Raw records –

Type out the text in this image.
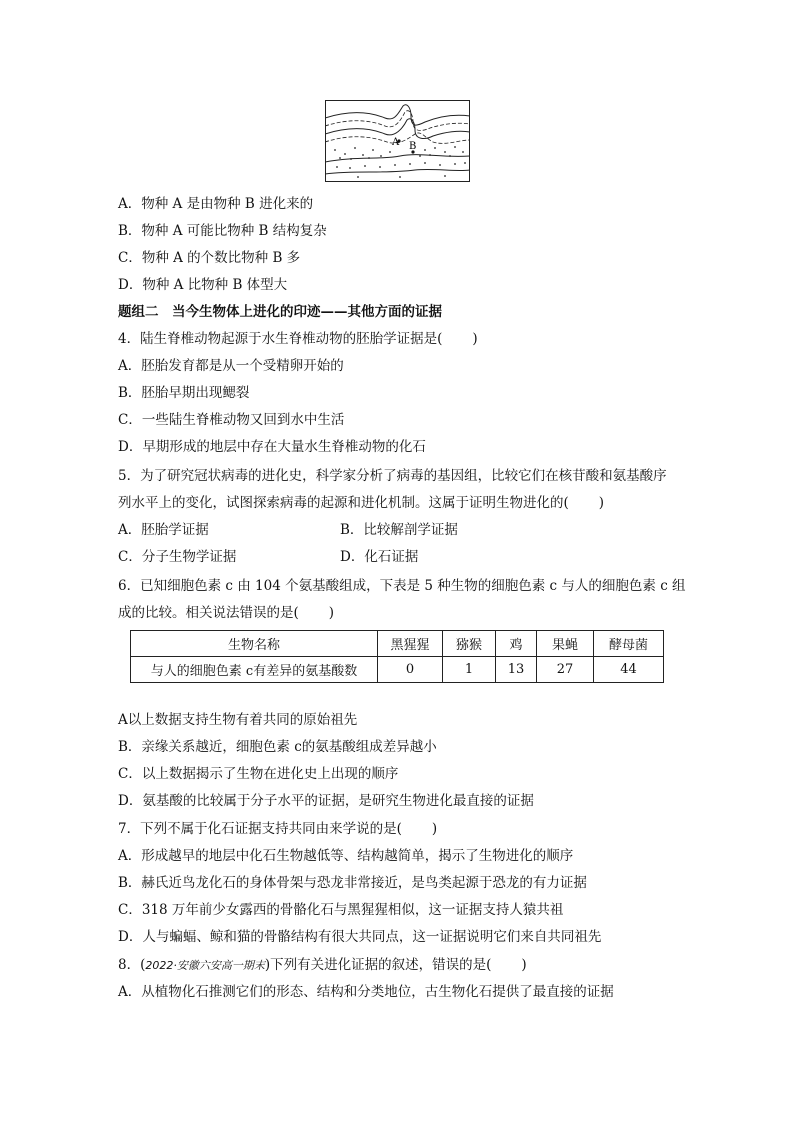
A B
A．物种 A 是由物种 B 进化来的
B．物种 A 可能比物种 B 结构复杂
C．物种 A 的个数比物种 B 多
D．物种 A 比物种 B 体型大
题组二　当今生物体上进化的印迹——其他方面的证据
4．陆生脊椎动物起源于水生脊椎动物的胚胎学证据是( )
A．胚胎发育都是从一个受精卵开始的
B．胚胎早期出现鳃裂
C．一些陆生脊椎动物又回到水中生活
D．早期形成的地层中存在大量水生脊椎动物的化石
5．为了研究冠状病毒的进化史，科学家分析了病毒的基因组，比较它们在核苷酸和氨基酸序
列水平上的变化，试图探索病毒的起源和进化机制。这属于证明生物进化的( )
A．胚胎学证据	B．比较解剖学证据
C．分子生物学证据	D．化石证据
6．已知细胞色素 c 由 104 个氨基酸组成，下表是 5 种生物的细胞色素 c 与人的细胞色素 c 组
成的比较。相关说法错误的是( )
生物名称	黑猩猩	猕猴	鸡	果蝇	酵母菌
与人的细胞色素 c有差异的氨基酸数	0	1	13	27	44
A以上数据支持生物有着共同的原始祖先
B．亲缘关系越近，细胞色素 c的氨基酸组成差异越小
C．以上数据揭示了生物在进化史上出现的顺序
D．氨基酸的比较属于分子水平的证据，是研究生物进化最直接的证据
7．下列不属于化石证据支持共同由来学说的是( )
A．形成越早的地层中化石生物越低等、结构越简单，揭示了生物进化的顺序
B．赫氏近鸟龙化石的身体骨架与恐龙非常接近，是鸟类起源于恐龙的有力证据
C．318 万年前少女露西的骨骼化石与黑猩猩相似，这一证据支持人猿共祖
D．人与蝙蝠、鲸和猫的骨骼结构有很大共同点，这一证据说明它们来自共同祖先
8．(2022·安徽六安高一期末)下列有关进化证据的叙述，错误的是( )
A．从植物化石推测它们的形态、结构和分类地位，古生物化石提供了最直接的证据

Aim –
Repeat the material verbatim. Do not carry over any picture.

Result –
Type out the text in this image.
A B
A．物种 A 是由物种 B 进化来的
B．物种 A 可能比物种 B 结构复杂
C．物种 A 的个数比物种 B 多
D．物种 A 比物种 B 体型大
题组二　当今生物体上进化的印迹——其他方面的证据
4．陆生脊椎动物起源于水生脊椎动物的胚胎学证据是( )
A．胚胎发育都是从一个受精卵开始的
B．胚胎早期出现鳃裂
C．一些陆生脊椎动物又回到水中生活
D．早期形成的地层中存在大量水生脊椎动物的化石
5．为了研究冠状病毒的进化史，科学家分析了病毒的基因组，比较它们在核苷酸和氨基酸序
列水平上的变化，试图探索病毒的起源和进化机制。这属于证明生物进化的( )
A．胚胎学证据	B．比较解剖学证据
C．分子生物学证据	D．化石证据
6．已知细胞色素 c 由 104 个氨基酸组成，下表是 5 种生物的细胞色素 c 与人的细胞色素 c 组
成的比较。相关说法错误的是( )
生物名称	黑猩猩	猕猴	鸡	果蝇	酵母菌
与人的细胞色素 c有差异的氨基酸数	0	1	13	27	44
A以上数据支持生物有着共同的原始祖先
B．亲缘关系越近，细胞色素 c的氨基酸组成差异越小
C．以上数据揭示了生物在进化史上出现的顺序
D．氨基酸的比较属于分子水平的证据，是研究生物进化最直接的证据
7．下列不属于化石证据支持共同由来学说的是( )
A．形成越早的地层中化石生物越低等、结构越简单，揭示了生物进化的顺序
B．赫氏近鸟龙化石的身体骨架与恐龙非常接近，是鸟类起源于恐龙的有力证据
C．318 万年前少女露西的骨骼化石与黑猩猩相似，这一证据支持人猿共祖
D．人与蝙蝠、鲸和猫的骨骼结构有很大共同点，这一证据说明它们来自共同祖先
8．(2022·安徽六安高一期末)下列有关进化证据的叙述，错误的是( )
A．从植物化石推测它们的形态、结构和分类地位，古生物化石提供了最直接的证据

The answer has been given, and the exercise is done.